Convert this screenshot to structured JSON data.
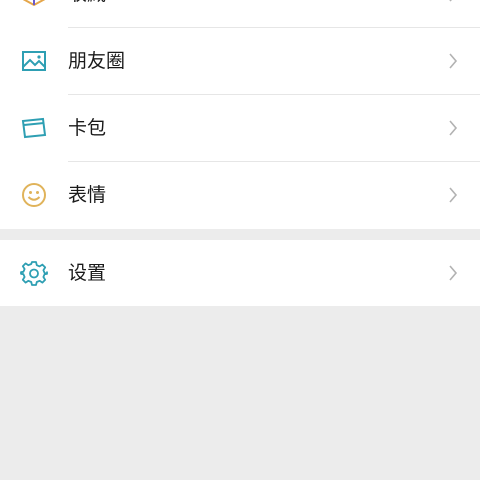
{
  "menu": {
    "items": [
      {
        "label": "收藏",
        "icon": "favorites-cube-icon"
      },
      {
        "label": "朋友圈",
        "icon": "moments-image-icon"
      },
      {
        "label": "卡包",
        "icon": "card-wallet-icon"
      },
      {
        "label": "表情",
        "icon": "smiley-face-icon"
      }
    ],
    "settings": {
      "label": "设置",
      "icon": "gear-icon"
    }
  },
  "colors": {
    "background": "#ececec",
    "row_background": "#ffffff",
    "icon_teal": "#2e9fb3",
    "icon_gold": "#e0b35a",
    "chevron": "#b2b2b2",
    "divider": "#e6e6e6"
  }
}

....

Repeat the records word for word. Any picture in them should be left out.

- EXERCISE OUTPUT -
Convert this screenshot to structured JSON data.
{
  "menu": {
    "items": [
      {
        "label": "收藏",
        "icon": "favorites-cube-icon"
      },
      {
        "label": "朋友圈",
        "icon": "moments-image-icon"
      },
      {
        "label": "卡包",
        "icon": "card-wallet-icon"
      },
      {
        "label": "表情",
        "icon": "smiley-face-icon"
      }
    ],
    "settings": {
      "label": "设置",
      "icon": "gear-icon"
    }
  },
  "colors": {
    "background": "#ececec",
    "row_background": "#ffffff",
    "icon_teal": "#2e9fb3",
    "icon_gold": "#e0b35a",
    "chevron": "#b2b2b2",
    "divider": "#e6e6e6"
  }
}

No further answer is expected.